TASK DIRECTIONS: Output the material beneath this task exactly, images excluded.

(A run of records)
#####
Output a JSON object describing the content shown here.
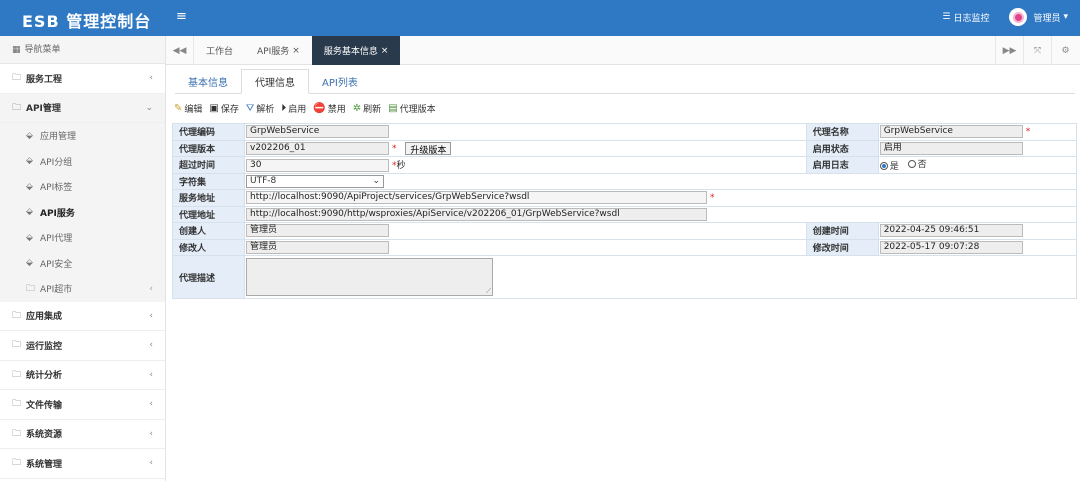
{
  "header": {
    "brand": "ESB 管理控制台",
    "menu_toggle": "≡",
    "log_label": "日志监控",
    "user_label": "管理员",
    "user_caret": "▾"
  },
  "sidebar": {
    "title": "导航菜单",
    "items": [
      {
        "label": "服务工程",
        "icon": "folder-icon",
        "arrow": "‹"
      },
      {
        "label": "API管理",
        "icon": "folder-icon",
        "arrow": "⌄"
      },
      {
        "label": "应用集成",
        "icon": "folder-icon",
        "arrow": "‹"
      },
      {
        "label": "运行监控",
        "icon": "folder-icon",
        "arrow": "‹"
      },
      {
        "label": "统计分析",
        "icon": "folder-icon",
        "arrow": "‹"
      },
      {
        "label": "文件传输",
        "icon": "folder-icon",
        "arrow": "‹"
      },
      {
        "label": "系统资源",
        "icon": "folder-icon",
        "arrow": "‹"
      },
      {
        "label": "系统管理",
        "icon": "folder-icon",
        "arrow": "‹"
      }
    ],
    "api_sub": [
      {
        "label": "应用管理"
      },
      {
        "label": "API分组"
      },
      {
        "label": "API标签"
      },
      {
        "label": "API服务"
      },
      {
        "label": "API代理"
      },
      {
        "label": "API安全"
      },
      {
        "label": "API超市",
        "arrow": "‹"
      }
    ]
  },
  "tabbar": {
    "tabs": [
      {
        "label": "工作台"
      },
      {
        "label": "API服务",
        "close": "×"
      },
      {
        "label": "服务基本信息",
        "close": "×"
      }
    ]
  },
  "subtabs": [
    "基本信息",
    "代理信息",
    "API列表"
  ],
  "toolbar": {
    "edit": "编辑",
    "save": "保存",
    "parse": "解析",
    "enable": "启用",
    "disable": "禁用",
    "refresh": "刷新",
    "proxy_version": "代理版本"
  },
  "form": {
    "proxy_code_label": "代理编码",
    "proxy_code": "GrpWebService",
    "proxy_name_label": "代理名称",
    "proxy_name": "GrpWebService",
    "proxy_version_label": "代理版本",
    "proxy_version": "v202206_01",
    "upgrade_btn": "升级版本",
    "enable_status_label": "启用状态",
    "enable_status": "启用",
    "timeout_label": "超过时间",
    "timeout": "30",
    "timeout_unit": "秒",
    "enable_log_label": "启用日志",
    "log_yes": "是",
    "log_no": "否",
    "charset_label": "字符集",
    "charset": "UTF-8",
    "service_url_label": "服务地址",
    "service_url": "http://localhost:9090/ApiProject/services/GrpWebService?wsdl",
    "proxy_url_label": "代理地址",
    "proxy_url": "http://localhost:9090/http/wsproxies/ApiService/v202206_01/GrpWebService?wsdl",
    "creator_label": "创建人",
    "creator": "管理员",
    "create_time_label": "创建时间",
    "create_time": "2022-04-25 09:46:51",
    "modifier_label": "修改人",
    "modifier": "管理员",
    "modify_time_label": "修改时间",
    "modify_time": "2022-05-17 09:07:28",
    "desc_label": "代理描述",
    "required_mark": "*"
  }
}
#####
ANSWER TO THE EXERCISE:
Output a JSON object describing the content shown here.
{
  "header": {
    "brand": "ESB 管理控制台",
    "menu_toggle": "≡",
    "log_label": "日志监控",
    "user_label": "管理员",
    "user_caret": "▾"
  },
  "sidebar": {
    "title": "导航菜单",
    "items": [
      {
        "label": "服务工程",
        "icon": "folder-icon",
        "arrow": "‹"
      },
      {
        "label": "API管理",
        "icon": "folder-icon",
        "arrow": "⌄"
      },
      {
        "label": "应用集成",
        "icon": "folder-icon",
        "arrow": "‹"
      },
      {
        "label": "运行监控",
        "icon": "folder-icon",
        "arrow": "‹"
      },
      {
        "label": "统计分析",
        "icon": "folder-icon",
        "arrow": "‹"
      },
      {
        "label": "文件传输",
        "icon": "folder-icon",
        "arrow": "‹"
      },
      {
        "label": "系统资源",
        "icon": "folder-icon",
        "arrow": "‹"
      },
      {
        "label": "系统管理",
        "icon": "folder-icon",
        "arrow": "‹"
      }
    ],
    "api_sub": [
      {
        "label": "应用管理"
      },
      {
        "label": "API分组"
      },
      {
        "label": "API标签"
      },
      {
        "label": "API服务"
      },
      {
        "label": "API代理"
      },
      {
        "label": "API安全"
      },
      {
        "label": "API超市",
        "arrow": "‹"
      }
    ]
  },
  "tabbar": {
    "tabs": [
      {
        "label": "工作台"
      },
      {
        "label": "API服务",
        "close": "×"
      },
      {
        "label": "服务基本信息",
        "close": "×"
      }
    ]
  },
  "subtabs": [
    "基本信息",
    "代理信息",
    "API列表"
  ],
  "toolbar": {
    "edit": "编辑",
    "save": "保存",
    "parse": "解析",
    "enable": "启用",
    "disable": "禁用",
    "refresh": "刷新",
    "proxy_version": "代理版本"
  },
  "form": {
    "proxy_code_label": "代理编码",
    "proxy_code": "GrpWebService",
    "proxy_name_label": "代理名称",
    "proxy_name": "GrpWebService",
    "proxy_version_label": "代理版本",
    "proxy_version": "v202206_01",
    "upgrade_btn": "升级版本",
    "enable_status_label": "启用状态",
    "enable_status": "启用",
    "timeout_label": "超过时间",
    "timeout": "30",
    "timeout_unit": "秒",
    "enable_log_label": "启用日志",
    "log_yes": "是",
    "log_no": "否",
    "charset_label": "字符集",
    "charset": "UTF-8",
    "service_url_label": "服务地址",
    "service_url": "http://localhost:9090/ApiProject/services/GrpWebService?wsdl",
    "proxy_url_label": "代理地址",
    "proxy_url": "http://localhost:9090/http/wsproxies/ApiService/v202206_01/GrpWebService?wsdl",
    "creator_label": "创建人",
    "creator": "管理员",
    "create_time_label": "创建时间",
    "create_time": "2022-04-25 09:46:51",
    "modifier_label": "修改人",
    "modifier": "管理员",
    "modify_time_label": "修改时间",
    "modify_time": "2022-05-17 09:07:28",
    "desc_label": "代理描述",
    "required_mark": "*"
  }
}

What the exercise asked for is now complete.